- [SUPPLIED RECORDS]
---------------

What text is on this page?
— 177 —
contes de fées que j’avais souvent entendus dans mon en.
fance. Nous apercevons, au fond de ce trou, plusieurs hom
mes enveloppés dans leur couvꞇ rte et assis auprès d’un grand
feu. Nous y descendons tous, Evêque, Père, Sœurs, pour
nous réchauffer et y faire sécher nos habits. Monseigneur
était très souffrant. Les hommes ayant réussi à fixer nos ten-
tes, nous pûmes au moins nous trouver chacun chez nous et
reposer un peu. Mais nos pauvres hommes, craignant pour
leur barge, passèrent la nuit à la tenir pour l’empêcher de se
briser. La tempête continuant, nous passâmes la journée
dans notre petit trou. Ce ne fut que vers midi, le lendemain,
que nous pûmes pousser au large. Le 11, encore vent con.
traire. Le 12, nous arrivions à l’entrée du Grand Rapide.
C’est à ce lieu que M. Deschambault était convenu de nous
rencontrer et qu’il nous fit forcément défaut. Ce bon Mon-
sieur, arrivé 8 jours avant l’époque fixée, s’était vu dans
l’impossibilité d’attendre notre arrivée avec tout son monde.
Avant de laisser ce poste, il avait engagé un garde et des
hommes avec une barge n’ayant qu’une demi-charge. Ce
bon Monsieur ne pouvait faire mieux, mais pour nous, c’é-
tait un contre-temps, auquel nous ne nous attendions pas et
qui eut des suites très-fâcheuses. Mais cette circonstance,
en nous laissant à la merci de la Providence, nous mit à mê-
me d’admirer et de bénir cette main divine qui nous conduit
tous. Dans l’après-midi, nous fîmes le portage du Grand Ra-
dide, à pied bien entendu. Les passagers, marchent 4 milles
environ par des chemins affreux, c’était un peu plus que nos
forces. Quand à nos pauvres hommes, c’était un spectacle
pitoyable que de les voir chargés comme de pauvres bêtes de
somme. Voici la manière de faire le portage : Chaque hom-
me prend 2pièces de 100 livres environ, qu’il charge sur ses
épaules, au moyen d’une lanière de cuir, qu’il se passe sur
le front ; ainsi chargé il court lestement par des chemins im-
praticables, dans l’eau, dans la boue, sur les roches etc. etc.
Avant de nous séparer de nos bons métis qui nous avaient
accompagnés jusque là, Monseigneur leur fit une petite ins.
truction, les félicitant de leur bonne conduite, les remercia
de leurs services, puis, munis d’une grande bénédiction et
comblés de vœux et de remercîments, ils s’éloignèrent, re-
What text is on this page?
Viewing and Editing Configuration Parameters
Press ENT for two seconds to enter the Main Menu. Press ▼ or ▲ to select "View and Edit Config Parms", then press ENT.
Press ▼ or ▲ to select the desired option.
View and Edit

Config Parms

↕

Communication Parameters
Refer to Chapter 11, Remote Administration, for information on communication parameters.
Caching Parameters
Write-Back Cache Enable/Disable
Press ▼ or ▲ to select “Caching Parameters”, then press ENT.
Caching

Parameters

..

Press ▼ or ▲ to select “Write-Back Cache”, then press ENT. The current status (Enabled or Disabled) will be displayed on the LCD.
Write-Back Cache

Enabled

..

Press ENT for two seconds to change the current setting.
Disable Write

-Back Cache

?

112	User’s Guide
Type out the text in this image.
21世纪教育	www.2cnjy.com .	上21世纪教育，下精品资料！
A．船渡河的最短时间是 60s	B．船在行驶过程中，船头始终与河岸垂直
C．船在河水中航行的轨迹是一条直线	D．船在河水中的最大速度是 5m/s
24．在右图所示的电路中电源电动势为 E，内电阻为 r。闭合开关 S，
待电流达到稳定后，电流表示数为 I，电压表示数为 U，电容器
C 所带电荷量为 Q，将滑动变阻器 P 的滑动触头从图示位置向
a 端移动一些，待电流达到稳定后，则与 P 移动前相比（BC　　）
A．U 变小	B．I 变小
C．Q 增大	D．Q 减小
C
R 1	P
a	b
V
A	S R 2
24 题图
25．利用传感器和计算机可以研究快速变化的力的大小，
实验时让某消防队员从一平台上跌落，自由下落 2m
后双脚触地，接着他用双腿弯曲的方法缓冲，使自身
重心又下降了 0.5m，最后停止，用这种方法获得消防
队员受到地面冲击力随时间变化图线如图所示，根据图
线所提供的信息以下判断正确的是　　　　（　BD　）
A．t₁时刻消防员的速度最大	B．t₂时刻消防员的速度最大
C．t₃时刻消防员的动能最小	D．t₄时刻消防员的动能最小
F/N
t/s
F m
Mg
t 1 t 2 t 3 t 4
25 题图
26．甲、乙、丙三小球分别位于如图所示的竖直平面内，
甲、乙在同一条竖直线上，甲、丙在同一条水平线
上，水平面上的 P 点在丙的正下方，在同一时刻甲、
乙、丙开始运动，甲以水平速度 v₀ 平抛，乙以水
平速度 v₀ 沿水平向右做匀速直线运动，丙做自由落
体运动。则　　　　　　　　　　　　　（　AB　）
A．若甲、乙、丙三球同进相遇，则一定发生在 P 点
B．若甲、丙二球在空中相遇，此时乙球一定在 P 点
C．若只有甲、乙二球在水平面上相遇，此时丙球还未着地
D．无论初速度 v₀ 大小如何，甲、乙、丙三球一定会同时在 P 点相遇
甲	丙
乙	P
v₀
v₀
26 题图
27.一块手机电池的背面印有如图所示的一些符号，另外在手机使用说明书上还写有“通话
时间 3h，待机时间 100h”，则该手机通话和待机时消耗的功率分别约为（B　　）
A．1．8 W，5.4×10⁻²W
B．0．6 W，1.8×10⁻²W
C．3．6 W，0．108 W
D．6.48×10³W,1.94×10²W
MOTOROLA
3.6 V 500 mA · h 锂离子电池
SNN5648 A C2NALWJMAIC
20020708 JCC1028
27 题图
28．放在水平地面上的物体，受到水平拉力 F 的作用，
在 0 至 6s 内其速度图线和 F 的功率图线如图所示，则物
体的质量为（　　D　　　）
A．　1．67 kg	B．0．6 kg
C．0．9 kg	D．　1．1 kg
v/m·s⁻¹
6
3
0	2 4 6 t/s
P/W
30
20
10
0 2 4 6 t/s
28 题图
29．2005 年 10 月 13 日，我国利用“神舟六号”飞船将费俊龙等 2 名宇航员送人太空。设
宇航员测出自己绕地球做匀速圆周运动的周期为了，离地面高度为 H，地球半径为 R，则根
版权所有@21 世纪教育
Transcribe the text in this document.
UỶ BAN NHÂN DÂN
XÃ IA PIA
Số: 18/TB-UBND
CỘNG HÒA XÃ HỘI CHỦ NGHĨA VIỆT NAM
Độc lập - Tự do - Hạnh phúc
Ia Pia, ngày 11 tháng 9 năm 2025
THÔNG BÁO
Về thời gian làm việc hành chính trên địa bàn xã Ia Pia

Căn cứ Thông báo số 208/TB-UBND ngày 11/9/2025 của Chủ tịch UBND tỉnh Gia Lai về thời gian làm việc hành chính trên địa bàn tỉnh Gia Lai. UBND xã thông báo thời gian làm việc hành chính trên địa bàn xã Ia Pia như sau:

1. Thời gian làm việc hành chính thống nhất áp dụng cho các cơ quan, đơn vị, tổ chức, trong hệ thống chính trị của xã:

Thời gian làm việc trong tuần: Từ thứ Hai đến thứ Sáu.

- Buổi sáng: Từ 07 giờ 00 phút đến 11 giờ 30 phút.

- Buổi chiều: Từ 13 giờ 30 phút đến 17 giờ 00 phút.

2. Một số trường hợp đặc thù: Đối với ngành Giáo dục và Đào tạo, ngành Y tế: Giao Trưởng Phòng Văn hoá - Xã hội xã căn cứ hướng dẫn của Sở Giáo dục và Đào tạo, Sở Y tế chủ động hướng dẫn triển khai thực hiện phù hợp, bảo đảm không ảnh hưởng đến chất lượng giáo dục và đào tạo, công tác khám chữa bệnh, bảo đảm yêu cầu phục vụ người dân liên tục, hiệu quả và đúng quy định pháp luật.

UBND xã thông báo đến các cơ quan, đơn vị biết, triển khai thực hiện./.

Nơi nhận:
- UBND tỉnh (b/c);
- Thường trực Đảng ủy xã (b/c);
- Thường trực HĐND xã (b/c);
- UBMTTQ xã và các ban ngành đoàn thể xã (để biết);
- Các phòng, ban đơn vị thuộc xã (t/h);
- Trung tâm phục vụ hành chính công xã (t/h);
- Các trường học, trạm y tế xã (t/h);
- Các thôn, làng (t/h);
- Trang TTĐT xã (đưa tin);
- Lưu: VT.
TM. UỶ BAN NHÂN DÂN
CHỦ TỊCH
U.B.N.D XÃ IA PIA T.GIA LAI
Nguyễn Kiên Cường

---------------

- [AIM]
Using the entries above, return each line in which the word "then" occurs.

- [OUTPUT FOR THIS TASK]
Press ENT for two seconds to enter the Main Menu. Press ▼ or ▲ to select "View and Edit Config Parms", then press ENT.
Press ▼ or ▲ to select “Caching Parameters”, then press ENT.
Press ▼ or ▲ to select “Write-Back Cache”, then press ENT. The current status (Enabled or Disabled) will be displayed on the LCD.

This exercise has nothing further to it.